Figure dataset records
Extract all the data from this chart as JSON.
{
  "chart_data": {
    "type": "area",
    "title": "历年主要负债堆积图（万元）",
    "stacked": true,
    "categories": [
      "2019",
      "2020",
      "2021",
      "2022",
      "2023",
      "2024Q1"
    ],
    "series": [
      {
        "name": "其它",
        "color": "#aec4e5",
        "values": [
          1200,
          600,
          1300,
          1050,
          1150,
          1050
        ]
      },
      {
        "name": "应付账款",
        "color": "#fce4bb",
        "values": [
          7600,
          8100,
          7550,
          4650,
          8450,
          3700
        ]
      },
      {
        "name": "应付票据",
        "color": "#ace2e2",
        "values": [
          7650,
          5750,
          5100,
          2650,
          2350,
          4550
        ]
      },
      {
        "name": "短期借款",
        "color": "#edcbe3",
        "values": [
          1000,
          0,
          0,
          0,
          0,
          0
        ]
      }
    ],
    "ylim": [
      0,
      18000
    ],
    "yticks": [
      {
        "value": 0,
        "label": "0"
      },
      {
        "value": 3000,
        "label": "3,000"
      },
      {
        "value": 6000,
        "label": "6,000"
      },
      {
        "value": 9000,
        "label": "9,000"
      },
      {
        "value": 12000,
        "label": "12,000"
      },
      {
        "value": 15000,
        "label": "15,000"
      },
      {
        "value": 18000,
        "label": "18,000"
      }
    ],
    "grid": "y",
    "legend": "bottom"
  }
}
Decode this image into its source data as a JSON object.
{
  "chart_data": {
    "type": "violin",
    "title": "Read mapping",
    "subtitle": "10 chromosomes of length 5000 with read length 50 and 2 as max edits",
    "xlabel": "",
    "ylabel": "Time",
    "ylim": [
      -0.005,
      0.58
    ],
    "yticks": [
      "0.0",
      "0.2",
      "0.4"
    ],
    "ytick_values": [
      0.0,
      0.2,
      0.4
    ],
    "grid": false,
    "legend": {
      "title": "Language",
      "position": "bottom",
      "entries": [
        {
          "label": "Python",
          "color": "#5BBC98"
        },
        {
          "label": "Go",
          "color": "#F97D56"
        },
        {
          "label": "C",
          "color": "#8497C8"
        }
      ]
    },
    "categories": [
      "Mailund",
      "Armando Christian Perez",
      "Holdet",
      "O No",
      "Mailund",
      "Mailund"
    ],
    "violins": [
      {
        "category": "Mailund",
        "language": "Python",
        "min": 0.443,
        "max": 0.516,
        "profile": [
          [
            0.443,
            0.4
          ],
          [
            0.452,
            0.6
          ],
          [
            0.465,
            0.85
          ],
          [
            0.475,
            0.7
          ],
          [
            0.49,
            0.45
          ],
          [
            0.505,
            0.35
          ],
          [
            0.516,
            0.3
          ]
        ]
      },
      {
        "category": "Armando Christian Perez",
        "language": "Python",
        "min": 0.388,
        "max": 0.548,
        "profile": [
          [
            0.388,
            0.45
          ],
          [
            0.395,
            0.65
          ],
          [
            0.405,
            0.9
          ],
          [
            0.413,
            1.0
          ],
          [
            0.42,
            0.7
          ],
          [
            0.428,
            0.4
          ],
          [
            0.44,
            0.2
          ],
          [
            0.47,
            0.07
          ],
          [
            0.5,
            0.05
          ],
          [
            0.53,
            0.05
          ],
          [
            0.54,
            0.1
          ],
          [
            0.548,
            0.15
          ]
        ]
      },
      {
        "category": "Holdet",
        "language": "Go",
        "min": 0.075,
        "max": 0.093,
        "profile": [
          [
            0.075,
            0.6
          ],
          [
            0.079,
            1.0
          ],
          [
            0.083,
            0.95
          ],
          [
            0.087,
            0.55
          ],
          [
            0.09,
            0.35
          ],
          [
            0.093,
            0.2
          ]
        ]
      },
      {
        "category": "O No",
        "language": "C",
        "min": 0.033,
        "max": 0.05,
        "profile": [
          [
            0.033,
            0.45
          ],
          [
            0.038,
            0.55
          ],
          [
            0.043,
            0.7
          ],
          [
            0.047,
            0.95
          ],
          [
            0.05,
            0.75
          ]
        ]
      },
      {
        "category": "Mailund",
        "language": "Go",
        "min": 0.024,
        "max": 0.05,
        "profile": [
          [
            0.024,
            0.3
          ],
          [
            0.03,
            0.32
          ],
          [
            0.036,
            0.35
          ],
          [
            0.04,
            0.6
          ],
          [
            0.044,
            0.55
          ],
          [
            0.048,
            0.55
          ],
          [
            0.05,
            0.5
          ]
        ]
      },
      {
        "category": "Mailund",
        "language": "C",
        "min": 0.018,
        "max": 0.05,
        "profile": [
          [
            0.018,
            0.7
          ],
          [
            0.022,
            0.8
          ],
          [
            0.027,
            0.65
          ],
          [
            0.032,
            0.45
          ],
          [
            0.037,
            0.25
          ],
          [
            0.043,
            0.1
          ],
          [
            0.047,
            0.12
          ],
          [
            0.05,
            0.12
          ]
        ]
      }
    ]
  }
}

* _Instructions to follow_
Copy out the whole listing exactly.

* _Final result_
Extract all the data from this chart as JSON.
{
  "chart_data": {
    "type": "area",
    "title": "历年主要负债堆积图（万元）",
    "stacked": true,
    "categories": [
      "2019",
      "2020",
      "2021",
      "2022",
      "2023",
      "2024Q1"
    ],
    "series": [
      {
        "name": "其它",
        "color": "#aec4e5",
        "values": [
          1200,
          600,
          1300,
          1050,
          1150,
          1050
        ]
      },
      {
        "name": "应付账款",
        "color": "#fce4bb",
        "values": [
          7600,
          8100,
          7550,
          4650,
          8450,
          3700
        ]
      },
      {
        "name": "应付票据",
        "color": "#ace2e2",
        "values": [
          7650,
          5750,
          5100,
          2650,
          2350,
          4550
        ]
      },
      {
        "name": "短期借款",
        "color": "#edcbe3",
        "values": [
          1000,
          0,
          0,
          0,
          0,
          0
        ]
      }
    ],
    "ylim": [
      0,
      18000
    ],
    "yticks": [
      {
        "value": 0,
        "label": "0"
      },
      {
        "value": 3000,
        "label": "3,000"
      },
      {
        "value": 6000,
        "label": "6,000"
      },
      {
        "value": 9000,
        "label": "9,000"
      },
      {
        "value": 12000,
        "label": "12,000"
      },
      {
        "value": 15000,
        "label": "15,000"
      },
      {
        "value": 18000,
        "label": "18,000"
      }
    ],
    "grid": "y",
    "legend": "bottom"
  }
}
Decode this image into its source data as a JSON object.
{
  "chart_data": {
    "type": "violin",
    "title": "Read mapping",
    "subtitle": "10 chromosomes of length 5000 with read length 50 and 2 as max edits",
    "xlabel": "",
    "ylabel": "Time",
    "ylim": [
      -0.005,
      0.58
    ],
    "yticks": [
      "0.0",
      "0.2",
      "0.4"
    ],
    "ytick_values": [
      0.0,
      0.2,
      0.4
    ],
    "grid": false,
    "legend": {
      "title": "Language",
      "position": "bottom",
      "entries": [
        {
          "label": "Python",
          "color": "#5BBC98"
        },
        {
          "label": "Go",
          "color": "#F97D56"
        },
        {
          "label": "C",
          "color": "#8497C8"
        }
      ]
    },
    "categories": [
      "Mailund",
      "Armando Christian Perez",
      "Holdet",
      "O No",
      "Mailund",
      "Mailund"
    ],
    "violins": [
      {
        "category": "Mailund",
        "language": "Python",
        "min": 0.443,
        "max": 0.516,
        "profile": [
          [
            0.443,
            0.4
          ],
          [
            0.452,
            0.6
          ],
          [
            0.465,
            0.85
          ],
          [
            0.475,
            0.7
          ],
          [
            0.49,
            0.45
          ],
          [
            0.505,
            0.35
          ],
          [
            0.516,
            0.3
          ]
        ]
      },
      {
        "category": "Armando Christian Perez",
        "language": "Python",
        "min": 0.388,
        "max": 0.548,
        "profile": [
          [
            0.388,
            0.45
          ],
          [
            0.395,
            0.65
          ],
          [
            0.405,
            0.9
          ],
          [
            0.413,
            1.0
          ],
          [
            0.42,
            0.7
          ],
          [
            0.428,
            0.4
          ],
          [
            0.44,
            0.2
          ],
          [
            0.47,
            0.07
          ],
          [
            0.5,
            0.05
          ],
          [
            0.53,
            0.05
          ],
          [
            0.54,
            0.1
          ],
          [
            0.548,
            0.15
          ]
        ]
      },
      {
        "category": "Holdet",
        "language": "Go",
        "min": 0.075,
        "max": 0.093,
        "profile": [
          [
            0.075,
            0.6
          ],
          [
            0.079,
            1.0
          ],
          [
            0.083,
            0.95
          ],
          [
            0.087,
            0.55
          ],
          [
            0.09,
            0.35
          ],
          [
            0.093,
            0.2
          ]
        ]
      },
      {
        "category": "O No",
        "language": "C",
        "min": 0.033,
        "max": 0.05,
        "profile": [
          [
            0.033,
            0.45
          ],
          [
            0.038,
            0.55
          ],
          [
            0.043,
            0.7
          ],
          [
            0.047,
            0.95
          ],
          [
            0.05,
            0.75
          ]
        ]
      },
      {
        "category": "Mailund",
        "language": "Go",
        "min": 0.024,
        "max": 0.05,
        "profile": [
          [
            0.024,
            0.3
          ],
          [
            0.03,
            0.32
          ],
          [
            0.036,
            0.35
          ],
          [
            0.04,
            0.6
          ],
          [
            0.044,
            0.55
          ],
          [
            0.048,
            0.55
          ],
          [
            0.05,
            0.5
          ]
        ]
      },
      {
        "category": "Mailund",
        "language": "C",
        "min": 0.018,
        "max": 0.05,
        "profile": [
          [
            0.018,
            0.7
          ],
          [
            0.022,
            0.8
          ],
          [
            0.027,
            0.65
          ],
          [
            0.032,
            0.45
          ],
          [
            0.037,
            0.25
          ],
          [
            0.043,
            0.1
          ],
          [
            0.047,
            0.12
          ],
          [
            0.05,
            0.12
          ]
        ]
      }
    ]
  }
}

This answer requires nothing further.